• **WHAT YOU ARE ASKED TO DO**: Report every line of the material that contains the string "smog".

::::

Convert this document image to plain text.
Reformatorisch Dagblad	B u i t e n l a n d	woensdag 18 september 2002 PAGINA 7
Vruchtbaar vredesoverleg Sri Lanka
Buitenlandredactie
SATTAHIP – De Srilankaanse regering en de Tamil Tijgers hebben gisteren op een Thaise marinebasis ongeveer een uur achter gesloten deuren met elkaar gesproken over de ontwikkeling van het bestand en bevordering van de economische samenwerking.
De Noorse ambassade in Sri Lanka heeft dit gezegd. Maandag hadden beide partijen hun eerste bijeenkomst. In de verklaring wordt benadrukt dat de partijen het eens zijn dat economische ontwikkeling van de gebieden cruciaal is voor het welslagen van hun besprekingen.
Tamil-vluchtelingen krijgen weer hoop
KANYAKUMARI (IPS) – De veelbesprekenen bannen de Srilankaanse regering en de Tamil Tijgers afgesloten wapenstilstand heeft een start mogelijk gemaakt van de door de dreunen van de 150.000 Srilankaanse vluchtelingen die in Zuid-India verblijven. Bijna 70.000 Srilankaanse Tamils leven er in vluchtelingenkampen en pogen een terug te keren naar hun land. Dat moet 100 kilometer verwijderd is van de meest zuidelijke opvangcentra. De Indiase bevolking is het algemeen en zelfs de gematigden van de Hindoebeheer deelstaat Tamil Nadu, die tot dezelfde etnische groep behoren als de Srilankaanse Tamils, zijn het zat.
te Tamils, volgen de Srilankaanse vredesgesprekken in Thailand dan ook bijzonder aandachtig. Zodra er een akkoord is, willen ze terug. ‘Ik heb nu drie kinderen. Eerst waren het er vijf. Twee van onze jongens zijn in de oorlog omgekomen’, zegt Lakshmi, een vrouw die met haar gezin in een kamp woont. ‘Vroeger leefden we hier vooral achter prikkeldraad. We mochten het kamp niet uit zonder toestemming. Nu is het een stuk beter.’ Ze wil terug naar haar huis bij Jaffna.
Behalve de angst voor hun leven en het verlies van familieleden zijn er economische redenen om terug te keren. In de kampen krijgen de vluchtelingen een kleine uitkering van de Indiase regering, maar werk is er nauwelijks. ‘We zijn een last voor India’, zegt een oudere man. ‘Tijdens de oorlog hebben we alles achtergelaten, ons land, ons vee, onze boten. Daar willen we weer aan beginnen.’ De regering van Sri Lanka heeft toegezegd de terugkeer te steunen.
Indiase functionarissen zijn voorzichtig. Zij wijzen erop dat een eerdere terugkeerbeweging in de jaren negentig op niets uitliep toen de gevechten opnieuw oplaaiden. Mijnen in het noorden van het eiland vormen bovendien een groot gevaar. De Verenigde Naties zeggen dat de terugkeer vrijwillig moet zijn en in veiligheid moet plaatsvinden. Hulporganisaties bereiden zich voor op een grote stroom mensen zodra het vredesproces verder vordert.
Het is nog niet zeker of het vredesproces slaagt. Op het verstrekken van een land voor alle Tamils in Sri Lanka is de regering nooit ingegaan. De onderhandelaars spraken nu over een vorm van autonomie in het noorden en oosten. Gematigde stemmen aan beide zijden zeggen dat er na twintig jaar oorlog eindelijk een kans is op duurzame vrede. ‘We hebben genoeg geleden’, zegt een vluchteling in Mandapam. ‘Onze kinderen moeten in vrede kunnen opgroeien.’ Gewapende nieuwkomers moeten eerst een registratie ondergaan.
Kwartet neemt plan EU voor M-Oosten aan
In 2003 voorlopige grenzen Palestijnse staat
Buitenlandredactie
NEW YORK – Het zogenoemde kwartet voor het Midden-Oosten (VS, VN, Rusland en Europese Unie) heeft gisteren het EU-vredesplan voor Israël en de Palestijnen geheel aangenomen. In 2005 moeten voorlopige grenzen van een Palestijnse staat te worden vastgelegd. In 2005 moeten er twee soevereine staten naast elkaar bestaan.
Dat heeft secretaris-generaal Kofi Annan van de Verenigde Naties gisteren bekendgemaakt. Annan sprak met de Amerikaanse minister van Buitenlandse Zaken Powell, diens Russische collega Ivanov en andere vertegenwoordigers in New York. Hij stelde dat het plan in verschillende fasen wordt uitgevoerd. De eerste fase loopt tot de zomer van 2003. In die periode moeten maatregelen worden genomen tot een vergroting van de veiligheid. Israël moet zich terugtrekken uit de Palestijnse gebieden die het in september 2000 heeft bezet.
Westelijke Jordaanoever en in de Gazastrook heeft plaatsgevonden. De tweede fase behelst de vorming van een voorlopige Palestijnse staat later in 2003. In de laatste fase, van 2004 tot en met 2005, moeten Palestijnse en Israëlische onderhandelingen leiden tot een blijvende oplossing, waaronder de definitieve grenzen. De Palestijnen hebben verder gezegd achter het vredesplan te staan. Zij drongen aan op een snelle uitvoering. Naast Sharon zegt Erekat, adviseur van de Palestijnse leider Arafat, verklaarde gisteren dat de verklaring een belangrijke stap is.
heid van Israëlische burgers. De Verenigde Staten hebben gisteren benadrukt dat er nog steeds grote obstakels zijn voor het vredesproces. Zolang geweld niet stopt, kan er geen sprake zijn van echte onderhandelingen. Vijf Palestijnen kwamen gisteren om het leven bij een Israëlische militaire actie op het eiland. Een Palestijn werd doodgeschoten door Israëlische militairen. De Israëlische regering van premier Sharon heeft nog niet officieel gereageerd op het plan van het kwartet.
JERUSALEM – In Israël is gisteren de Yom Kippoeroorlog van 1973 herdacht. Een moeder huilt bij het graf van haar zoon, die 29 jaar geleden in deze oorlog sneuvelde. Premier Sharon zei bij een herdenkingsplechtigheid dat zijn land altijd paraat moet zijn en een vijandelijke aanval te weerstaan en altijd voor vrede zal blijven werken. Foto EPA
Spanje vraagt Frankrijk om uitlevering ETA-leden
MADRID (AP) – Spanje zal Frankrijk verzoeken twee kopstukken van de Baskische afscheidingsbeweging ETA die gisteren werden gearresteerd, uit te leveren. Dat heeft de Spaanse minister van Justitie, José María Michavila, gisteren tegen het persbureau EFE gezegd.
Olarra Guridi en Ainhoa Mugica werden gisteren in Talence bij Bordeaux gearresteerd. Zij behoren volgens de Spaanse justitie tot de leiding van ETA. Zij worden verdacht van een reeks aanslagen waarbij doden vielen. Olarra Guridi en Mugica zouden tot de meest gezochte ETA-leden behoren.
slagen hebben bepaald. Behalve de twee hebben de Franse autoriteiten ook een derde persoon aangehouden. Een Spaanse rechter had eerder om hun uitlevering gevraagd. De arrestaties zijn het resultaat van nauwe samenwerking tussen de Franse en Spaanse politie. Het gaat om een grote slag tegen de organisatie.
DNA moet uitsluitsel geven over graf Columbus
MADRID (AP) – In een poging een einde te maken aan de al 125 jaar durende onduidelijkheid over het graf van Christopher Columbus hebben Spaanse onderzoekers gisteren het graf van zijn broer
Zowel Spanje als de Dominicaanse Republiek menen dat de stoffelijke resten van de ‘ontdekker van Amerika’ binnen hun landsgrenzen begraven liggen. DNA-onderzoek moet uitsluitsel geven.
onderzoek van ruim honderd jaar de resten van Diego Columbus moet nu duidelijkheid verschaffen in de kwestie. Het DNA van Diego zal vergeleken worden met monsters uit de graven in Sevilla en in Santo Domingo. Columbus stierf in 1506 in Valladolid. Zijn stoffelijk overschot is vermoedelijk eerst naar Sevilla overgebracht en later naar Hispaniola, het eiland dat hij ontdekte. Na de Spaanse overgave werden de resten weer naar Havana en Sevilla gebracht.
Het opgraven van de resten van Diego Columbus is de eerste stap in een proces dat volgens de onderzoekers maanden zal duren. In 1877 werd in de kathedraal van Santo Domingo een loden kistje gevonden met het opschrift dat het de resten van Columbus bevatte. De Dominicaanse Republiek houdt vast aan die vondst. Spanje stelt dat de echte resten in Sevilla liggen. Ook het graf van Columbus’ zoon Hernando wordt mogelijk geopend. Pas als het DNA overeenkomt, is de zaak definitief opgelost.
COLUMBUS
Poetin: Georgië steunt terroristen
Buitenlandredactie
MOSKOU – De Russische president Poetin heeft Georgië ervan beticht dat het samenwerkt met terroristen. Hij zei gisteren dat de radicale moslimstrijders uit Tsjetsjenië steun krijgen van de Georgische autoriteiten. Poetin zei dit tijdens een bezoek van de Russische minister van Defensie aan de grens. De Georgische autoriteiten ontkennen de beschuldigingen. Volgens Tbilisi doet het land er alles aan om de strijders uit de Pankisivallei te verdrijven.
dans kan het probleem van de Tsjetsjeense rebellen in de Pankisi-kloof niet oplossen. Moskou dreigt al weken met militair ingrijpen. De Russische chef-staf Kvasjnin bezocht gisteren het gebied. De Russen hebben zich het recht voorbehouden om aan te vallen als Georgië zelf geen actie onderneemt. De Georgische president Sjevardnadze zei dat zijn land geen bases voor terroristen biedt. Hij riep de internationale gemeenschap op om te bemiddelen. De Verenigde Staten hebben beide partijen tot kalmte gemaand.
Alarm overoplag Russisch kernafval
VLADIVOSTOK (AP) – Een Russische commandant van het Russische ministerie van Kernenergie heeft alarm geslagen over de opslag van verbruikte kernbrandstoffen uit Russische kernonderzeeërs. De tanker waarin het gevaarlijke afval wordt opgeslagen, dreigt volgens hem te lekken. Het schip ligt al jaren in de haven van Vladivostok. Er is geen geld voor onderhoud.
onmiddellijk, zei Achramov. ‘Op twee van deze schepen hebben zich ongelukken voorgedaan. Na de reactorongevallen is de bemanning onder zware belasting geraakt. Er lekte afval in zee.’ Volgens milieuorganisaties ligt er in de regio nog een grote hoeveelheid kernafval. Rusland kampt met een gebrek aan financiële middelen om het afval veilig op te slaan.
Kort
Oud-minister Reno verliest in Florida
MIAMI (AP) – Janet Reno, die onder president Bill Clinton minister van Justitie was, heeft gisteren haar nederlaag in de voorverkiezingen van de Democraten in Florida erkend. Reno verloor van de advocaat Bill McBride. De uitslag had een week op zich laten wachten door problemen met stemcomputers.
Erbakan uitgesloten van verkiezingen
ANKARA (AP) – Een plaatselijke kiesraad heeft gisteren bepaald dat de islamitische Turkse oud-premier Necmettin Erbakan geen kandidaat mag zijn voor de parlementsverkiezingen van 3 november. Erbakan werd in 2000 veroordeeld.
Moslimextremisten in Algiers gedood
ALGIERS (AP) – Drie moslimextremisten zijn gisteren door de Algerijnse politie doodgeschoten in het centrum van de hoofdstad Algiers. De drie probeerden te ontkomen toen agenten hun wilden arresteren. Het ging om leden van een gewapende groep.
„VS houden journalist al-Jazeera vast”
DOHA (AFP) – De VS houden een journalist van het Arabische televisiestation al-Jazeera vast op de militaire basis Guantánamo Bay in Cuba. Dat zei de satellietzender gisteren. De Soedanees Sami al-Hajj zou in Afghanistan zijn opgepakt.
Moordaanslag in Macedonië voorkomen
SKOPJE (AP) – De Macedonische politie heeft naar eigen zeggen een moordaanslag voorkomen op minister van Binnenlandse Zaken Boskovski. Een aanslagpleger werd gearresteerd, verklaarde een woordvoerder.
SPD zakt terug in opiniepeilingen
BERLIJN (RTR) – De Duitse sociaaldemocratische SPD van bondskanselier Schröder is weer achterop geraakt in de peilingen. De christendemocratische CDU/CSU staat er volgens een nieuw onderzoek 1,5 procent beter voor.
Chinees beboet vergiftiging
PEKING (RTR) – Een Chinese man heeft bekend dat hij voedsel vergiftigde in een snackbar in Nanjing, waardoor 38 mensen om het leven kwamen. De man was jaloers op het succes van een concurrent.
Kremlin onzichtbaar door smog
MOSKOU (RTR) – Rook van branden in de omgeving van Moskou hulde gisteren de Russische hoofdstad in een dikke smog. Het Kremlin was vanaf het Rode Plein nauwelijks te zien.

::::

• **RESPONSE TO THE EXERCISE**:
Kremlin onzichtbaar door smog
MOSKOU (RTR) – Rook van branden in de omgeving van Moskou hulde gisteren de Russische hoofdstad in een dikke smog. Het Kremlin was vanaf het Rode Plein nauwelijks te zien.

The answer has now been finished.